== Provided text ==
1 CARET FRESA.CAD Sonar Benchmark

We will show hot to integrate caret models into FRESA benchmarking

1.1 The required libraries

library("FRESA.CAD")
library("mlbench")
library(fastAdaboost)
library(gbm)
library(caret)
library(doParallel)
cl <- makePSOCKcluster(6)
registerDoParallel(cl)

1.2 Sonar Data Set

Loading the data from the mlbech package.

data(Sonar, package = "mlbench")
Sonar$Class <- 1*(Sonar$Class == "M")
table(Sonar$Class)

We will set the experiment name. The number of times that the experiment will be carried out. And the training fraction

SonarF <- Sonar
SonarF$Class <- as.factor(SonarF$Class)


ExperimentName <- "Sonar_Caret"
theData <- Sonar;
theOutcome <- "Class";
reps <- 20;
fraction <- 0.75;

tranSet <- sample(nrow(SonarF),fraction*nrow(SonarF))
sonarTrain <- SonarF[tranSet,]
sonarTest <- SonarF[-tranSet,]

sonarNTrain <- Sonar[tranSet,]
sonarNTest <- Sonar[-tranSet,]

CVFileName <- paste(ExperimentName,"CVMethod_CARET_web.RDATA",sep = "_")

1.3 Caret taining control


tunningctrl <- trainControl(
  method = "repeatedcv", 
  number = 5,
  repeats = 3
)

noTuningControl <- trainControl(method = "none")

1.4 Simple hold-out validation of caret methods


set.seed(107)
gbm_fit <- train(Class ~ .,sonarTrain, 
             method = "gbm",  
             trControl = tunningctrl,
             preProc = c("center", "scale"),
             verbose = FALSE)


set.seed(107)

== Source excerpt ==
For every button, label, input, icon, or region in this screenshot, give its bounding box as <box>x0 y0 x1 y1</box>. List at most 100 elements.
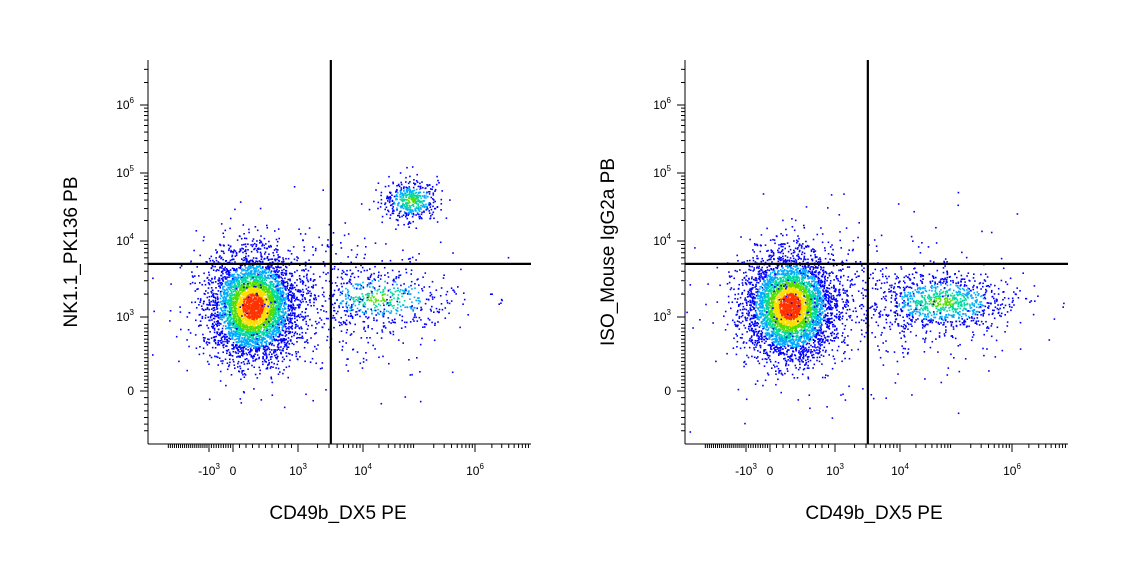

== List of tasks ==
1. For the Sonar benchmark tutorial, state whether each statement agrees with it, answering yes or no and quoting the words that decide it: (a) The experiment is set to be repeated 20 times. (b) The training fraction is 0.5. (c) The parallel cluster is created with 6 workers.
2. In the Sonar benchmark tutorial, how many folds and how many repeats does the tuning control specify for repeated cross-validation?
3. Resume the Sonar benchmark tutorial from its last line.

== Written responses ==
1.
(a) Yes: "reps <- 20;"
(b) No: "fraction <- 0.75;"
(c) Yes: "cl <- makePSOCKcluster(6)"

2. Five folds, repeated three times.

3.
avNNet_fit <- train(Class ~ .,sonarTrain, 
             method = "avNNet",
             trControl = tunningctrl,
             trace = FALSE
             )


set.seed(107)
lda2_fit <- train(Class ~ .,sonarTrain, 
             method = "lda2",
             trControl = tunningctrl
             )

set.seed(107)
mda_fit <- train(Class ~ .,sonarTrain, 
             method = "mda",
             trControl = tunningctrl
             )

1.4.1 Compare to FRESA.CAD latent class modeling

LCmodel <- HLCM_EM(Class ~ .,sonarNTrain,hysteresis = 0.0)

1.4.2 ROC Plots and performance

par(mfrow = c(2,2),cex = 0.6);

gbm_bs <- predictionStats_binary(cbind(as.numeric(as.character(sonarTest$Class)),
                                   predict(gbm_fit,sonarTest,type="prob")[,"1"]),
                                 "caret gbm",
                                 cex=0.8)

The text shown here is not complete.